Written task – Copy out the whole listing exactly as written, leaving the pictures behind.

Records for the task –
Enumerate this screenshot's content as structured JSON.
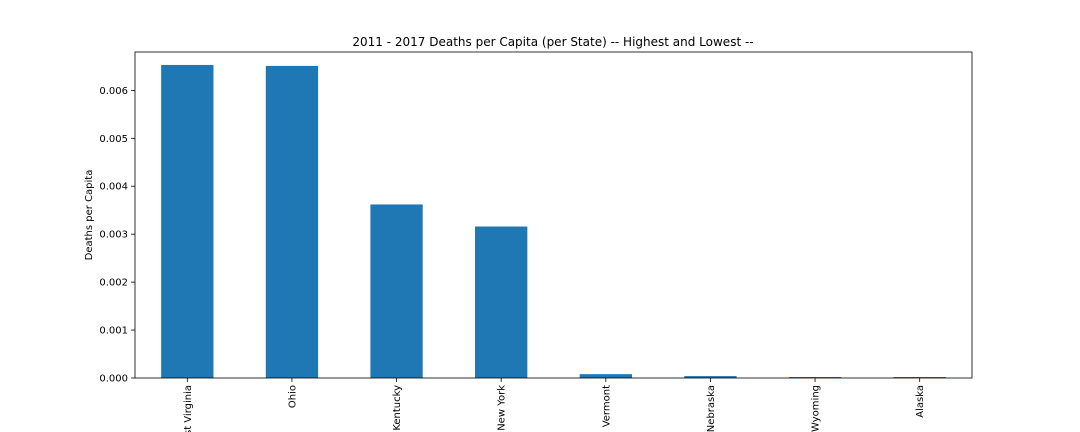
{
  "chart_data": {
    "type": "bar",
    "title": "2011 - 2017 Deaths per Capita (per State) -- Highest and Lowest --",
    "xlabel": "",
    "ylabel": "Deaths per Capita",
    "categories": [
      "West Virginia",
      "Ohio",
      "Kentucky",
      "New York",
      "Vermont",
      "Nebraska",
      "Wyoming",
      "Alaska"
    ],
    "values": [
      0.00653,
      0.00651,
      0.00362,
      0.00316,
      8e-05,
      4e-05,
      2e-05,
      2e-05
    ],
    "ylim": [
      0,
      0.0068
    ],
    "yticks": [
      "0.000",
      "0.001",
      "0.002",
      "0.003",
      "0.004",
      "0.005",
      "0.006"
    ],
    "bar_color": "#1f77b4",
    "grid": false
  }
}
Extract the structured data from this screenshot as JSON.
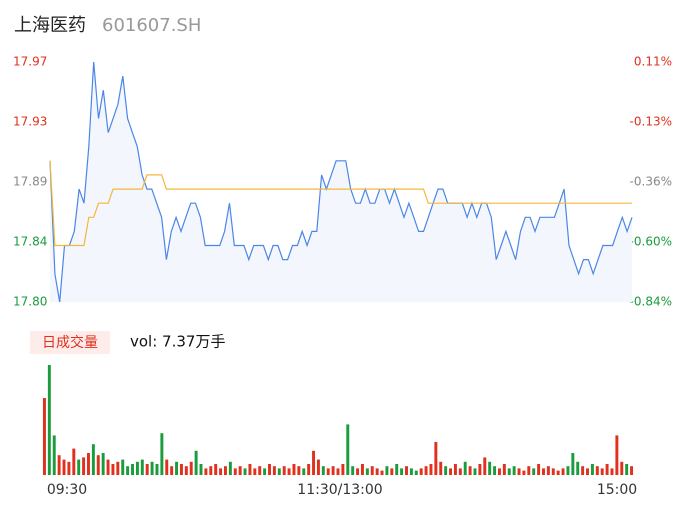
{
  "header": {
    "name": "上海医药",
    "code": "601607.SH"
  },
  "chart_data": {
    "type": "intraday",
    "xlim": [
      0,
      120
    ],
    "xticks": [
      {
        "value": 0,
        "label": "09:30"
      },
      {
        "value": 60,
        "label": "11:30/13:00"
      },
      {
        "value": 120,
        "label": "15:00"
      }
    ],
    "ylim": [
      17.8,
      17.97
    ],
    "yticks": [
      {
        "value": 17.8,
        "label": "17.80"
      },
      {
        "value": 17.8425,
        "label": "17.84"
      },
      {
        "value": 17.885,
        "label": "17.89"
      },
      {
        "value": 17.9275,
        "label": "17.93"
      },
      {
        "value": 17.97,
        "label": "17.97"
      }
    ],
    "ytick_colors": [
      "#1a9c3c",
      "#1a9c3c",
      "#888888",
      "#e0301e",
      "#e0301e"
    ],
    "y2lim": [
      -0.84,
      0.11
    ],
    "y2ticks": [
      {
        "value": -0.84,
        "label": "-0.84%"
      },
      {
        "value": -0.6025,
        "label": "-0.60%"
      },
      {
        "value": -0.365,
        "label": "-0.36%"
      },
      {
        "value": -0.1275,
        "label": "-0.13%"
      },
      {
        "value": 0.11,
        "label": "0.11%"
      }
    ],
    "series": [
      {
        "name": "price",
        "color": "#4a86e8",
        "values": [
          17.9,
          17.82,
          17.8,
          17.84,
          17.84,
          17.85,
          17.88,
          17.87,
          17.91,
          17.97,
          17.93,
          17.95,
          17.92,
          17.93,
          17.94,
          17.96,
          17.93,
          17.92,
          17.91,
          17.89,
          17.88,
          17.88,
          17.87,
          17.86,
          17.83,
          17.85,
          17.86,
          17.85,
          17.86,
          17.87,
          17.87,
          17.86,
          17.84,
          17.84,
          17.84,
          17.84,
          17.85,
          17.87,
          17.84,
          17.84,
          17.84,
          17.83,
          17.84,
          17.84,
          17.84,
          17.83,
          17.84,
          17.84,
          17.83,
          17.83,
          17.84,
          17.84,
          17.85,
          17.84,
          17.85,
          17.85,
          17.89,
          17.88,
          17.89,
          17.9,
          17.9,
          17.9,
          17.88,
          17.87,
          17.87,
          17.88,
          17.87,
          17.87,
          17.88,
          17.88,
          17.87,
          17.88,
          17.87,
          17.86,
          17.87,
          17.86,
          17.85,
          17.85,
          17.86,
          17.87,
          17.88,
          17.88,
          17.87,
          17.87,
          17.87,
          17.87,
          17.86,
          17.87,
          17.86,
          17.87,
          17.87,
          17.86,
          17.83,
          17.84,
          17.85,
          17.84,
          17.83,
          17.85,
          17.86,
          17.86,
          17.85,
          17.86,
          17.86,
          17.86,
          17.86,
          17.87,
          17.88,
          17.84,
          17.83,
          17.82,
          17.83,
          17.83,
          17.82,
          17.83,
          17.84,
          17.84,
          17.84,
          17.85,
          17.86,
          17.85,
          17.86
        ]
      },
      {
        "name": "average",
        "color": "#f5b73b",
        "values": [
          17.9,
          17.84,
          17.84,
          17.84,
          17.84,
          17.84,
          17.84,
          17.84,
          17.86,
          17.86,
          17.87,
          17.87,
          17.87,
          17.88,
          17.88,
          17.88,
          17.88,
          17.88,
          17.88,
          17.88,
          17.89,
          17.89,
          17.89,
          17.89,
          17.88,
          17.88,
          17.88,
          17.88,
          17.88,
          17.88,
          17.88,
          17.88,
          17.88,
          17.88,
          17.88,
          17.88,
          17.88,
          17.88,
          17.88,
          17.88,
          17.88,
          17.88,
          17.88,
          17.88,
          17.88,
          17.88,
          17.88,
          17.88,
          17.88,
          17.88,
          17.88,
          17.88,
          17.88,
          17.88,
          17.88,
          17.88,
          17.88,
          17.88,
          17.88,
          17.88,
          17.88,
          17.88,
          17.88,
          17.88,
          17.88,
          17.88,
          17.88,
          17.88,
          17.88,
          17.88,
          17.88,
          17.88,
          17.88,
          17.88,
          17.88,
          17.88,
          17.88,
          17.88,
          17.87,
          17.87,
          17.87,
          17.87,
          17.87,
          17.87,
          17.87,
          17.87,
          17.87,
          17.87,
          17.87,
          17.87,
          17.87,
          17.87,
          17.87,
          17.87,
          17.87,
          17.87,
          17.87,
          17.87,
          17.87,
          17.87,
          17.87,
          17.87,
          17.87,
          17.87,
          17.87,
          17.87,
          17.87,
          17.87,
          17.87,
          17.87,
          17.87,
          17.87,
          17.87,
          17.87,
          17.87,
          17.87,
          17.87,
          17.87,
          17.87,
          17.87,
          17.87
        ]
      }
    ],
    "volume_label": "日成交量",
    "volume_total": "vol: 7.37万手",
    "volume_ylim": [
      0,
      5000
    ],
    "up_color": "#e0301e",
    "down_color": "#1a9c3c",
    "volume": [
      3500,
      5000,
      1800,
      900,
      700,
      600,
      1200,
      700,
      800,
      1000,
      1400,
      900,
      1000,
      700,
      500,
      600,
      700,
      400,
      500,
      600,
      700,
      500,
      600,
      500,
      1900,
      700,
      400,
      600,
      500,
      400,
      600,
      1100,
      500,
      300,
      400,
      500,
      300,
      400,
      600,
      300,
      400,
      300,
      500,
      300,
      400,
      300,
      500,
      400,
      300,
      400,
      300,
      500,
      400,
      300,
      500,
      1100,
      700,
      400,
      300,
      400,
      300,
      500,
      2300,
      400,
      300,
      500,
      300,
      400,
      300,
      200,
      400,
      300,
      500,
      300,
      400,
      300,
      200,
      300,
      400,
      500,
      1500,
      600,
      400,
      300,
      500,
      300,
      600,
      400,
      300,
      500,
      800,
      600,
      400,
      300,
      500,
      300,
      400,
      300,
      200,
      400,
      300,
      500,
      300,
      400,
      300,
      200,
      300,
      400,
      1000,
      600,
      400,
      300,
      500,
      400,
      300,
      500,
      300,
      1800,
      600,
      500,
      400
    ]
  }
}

Solution to this exercise –
Enumerate this screenshot's content as structured JSON.
{
  "chart_data": {
    "type": "bar",
    "title": "2011 - 2017 Deaths per Capita (per State) -- Highest and Lowest --",
    "xlabel": "",
    "ylabel": "Deaths per Capita",
    "categories": [
      "West Virginia",
      "Ohio",
      "Kentucky",
      "New York",
      "Vermont",
      "Nebraska",
      "Wyoming",
      "Alaska"
    ],
    "values": [
      0.00653,
      0.00651,
      0.00362,
      0.00316,
      8e-05,
      4e-05,
      2e-05,
      2e-05
    ],
    "ylim": [
      0,
      0.0068
    ],
    "yticks": [
      "0.000",
      "0.001",
      "0.002",
      "0.003",
      "0.004",
      "0.005",
      "0.006"
    ],
    "bar_color": "#1f77b4",
    "grid": false
  }
}
Extract the structured data from this screenshot as JSON.
{
  "header": {
    "name": "上海医药",
    "code": "601607.SH"
  },
  "chart_data": {
    "type": "intraday",
    "xlim": [
      0,
      120
    ],
    "xticks": [
      {
        "value": 0,
        "label": "09:30"
      },
      {
        "value": 60,
        "label": "11:30/13:00"
      },
      {
        "value": 120,
        "label": "15:00"
      }
    ],
    "ylim": [
      17.8,
      17.97
    ],
    "yticks": [
      {
        "value": 17.8,
        "label": "17.80"
      },
      {
        "value": 17.8425,
        "label": "17.84"
      },
      {
        "value": 17.885,
        "label": "17.89"
      },
      {
        "value": 17.9275,
        "label": "17.93"
      },
      {
        "value": 17.97,
        "label": "17.97"
      }
    ],
    "ytick_colors": [
      "#1a9c3c",
      "#1a9c3c",
      "#888888",
      "#e0301e",
      "#e0301e"
    ],
    "y2lim": [
      -0.84,
      0.11
    ],
    "y2ticks": [
      {
        "value": -0.84,
        "label": "-0.84%"
      },
      {
        "value": -0.6025,
        "label": "-0.60%"
      },
      {
        "value": -0.365,
        "label": "-0.36%"
      },
      {
        "value": -0.1275,
        "label": "-0.13%"
      },
      {
        "value": 0.11,
        "label": "0.11%"
      }
    ],
    "series": [
      {
        "name": "price",
        "color": "#4a86e8",
        "values": [
          17.9,
          17.82,
          17.8,
          17.84,
          17.84,
          17.85,
          17.88,
          17.87,
          17.91,
          17.97,
          17.93,
          17.95,
          17.92,
          17.93,
          17.94,
          17.96,
          17.93,
          17.92,
          17.91,
          17.89,
          17.88,
          17.88,
          17.87,
          17.86,
          17.83,
          17.85,
          17.86,
          17.85,
          17.86,
          17.87,
          17.87,
          17.86,
          17.84,
          17.84,
          17.84,
          17.84,
          17.85,
          17.87,
          17.84,
          17.84,
          17.84,
          17.83,
          17.84,
          17.84,
          17.84,
          17.83,
          17.84,
          17.84,
          17.83,
          17.83,
          17.84,
          17.84,
          17.85,
          17.84,
          17.85,
          17.85,
          17.89,
          17.88,
          17.89,
          17.9,
          17.9,
          17.9,
          17.88,
          17.87,
          17.87,
          17.88,
          17.87,
          17.87,
          17.88,
          17.88,
          17.87,
          17.88,
          17.87,
          17.86,
          17.87,
          17.86,
          17.85,
          17.85,
          17.86,
          17.87,
          17.88,
          17.88,
          17.87,
          17.87,
          17.87,
          17.87,
          17.86,
          17.87,
          17.86,
          17.87,
          17.87,
          17.86,
          17.83,
          17.84,
          17.85,
          17.84,
          17.83,
          17.85,
          17.86,
          17.86,
          17.85,
          17.86,
          17.86,
          17.86,
          17.86,
          17.87,
          17.88,
          17.84,
          17.83,
          17.82,
          17.83,
          17.83,
          17.82,
          17.83,
          17.84,
          17.84,
          17.84,
          17.85,
          17.86,
          17.85,
          17.86
        ]
      },
      {
        "name": "average",
        "color": "#f5b73b",
        "values": [
          17.9,
          17.84,
          17.84,
          17.84,
          17.84,
          17.84,
          17.84,
          17.84,
          17.86,
          17.86,
          17.87,
          17.87,
          17.87,
          17.88,
          17.88,
          17.88,
          17.88,
          17.88,
          17.88,
          17.88,
          17.89,
          17.89,
          17.89,
          17.89,
          17.88,
          17.88,
          17.88,
          17.88,
          17.88,
          17.88,
          17.88,
          17.88,
          17.88,
          17.88,
          17.88,
          17.88,
          17.88,
          17.88,
          17.88,
          17.88,
          17.88,
          17.88,
          17.88,
          17.88,
          17.88,
          17.88,
          17.88,
          17.88,
          17.88,
          17.88,
          17.88,
          17.88,
          17.88,
          17.88,
          17.88,
          17.88,
          17.88,
          17.88,
          17.88,
          17.88,
          17.88,
          17.88,
          17.88,
          17.88,
          17.88,
          17.88,
          17.88,
          17.88,
          17.88,
          17.88,
          17.88,
          17.88,
          17.88,
          17.88,
          17.88,
          17.88,
          17.88,
          17.88,
          17.87,
          17.87,
          17.87,
          17.87,
          17.87,
          17.87,
          17.87,
          17.87,
          17.87,
          17.87,
          17.87,
          17.87,
          17.87,
          17.87,
          17.87,
          17.87,
          17.87,
          17.87,
          17.87,
          17.87,
          17.87,
          17.87,
          17.87,
          17.87,
          17.87,
          17.87,
          17.87,
          17.87,
          17.87,
          17.87,
          17.87,
          17.87,
          17.87,
          17.87,
          17.87,
          17.87,
          17.87,
          17.87,
          17.87,
          17.87,
          17.87,
          17.87,
          17.87
        ]
      }
    ],
    "volume_label": "日成交量",
    "volume_total": "vol: 7.37万手",
    "volume_ylim": [
      0,
      5000
    ],
    "up_color": "#e0301e",
    "down_color": "#1a9c3c",
    "volume": [
      3500,
      5000,
      1800,
      900,
      700,
      600,
      1200,
      700,
      800,
      1000,
      1400,
      900,
      1000,
      700,
      500,
      600,
      700,
      400,
      500,
      600,
      700,
      500,
      600,
      500,
      1900,
      700,
      400,
      600,
      500,
      400,
      600,
      1100,
      500,
      300,
      400,
      500,
      300,
      400,
      600,
      300,
      400,
      300,
      500,
      300,
      400,
      300,
      500,
      400,
      300,
      400,
      300,
      500,
      400,
      300,
      500,
      1100,
      700,
      400,
      300,
      400,
      300,
      500,
      2300,
      400,
      300,
      500,
      300,
      400,
      300,
      200,
      400,
      300,
      500,
      300,
      400,
      300,
      200,
      300,
      400,
      500,
      1500,
      600,
      400,
      300,
      500,
      300,
      600,
      400,
      300,
      500,
      800,
      600,
      400,
      300,
      500,
      300,
      400,
      300,
      200,
      400,
      300,
      500,
      300,
      400,
      300,
      200,
      300,
      400,
      1000,
      600,
      400,
      300,
      500,
      400,
      300,
      500,
      300,
      1800,
      600,
      500,
      400
    ]
  }
}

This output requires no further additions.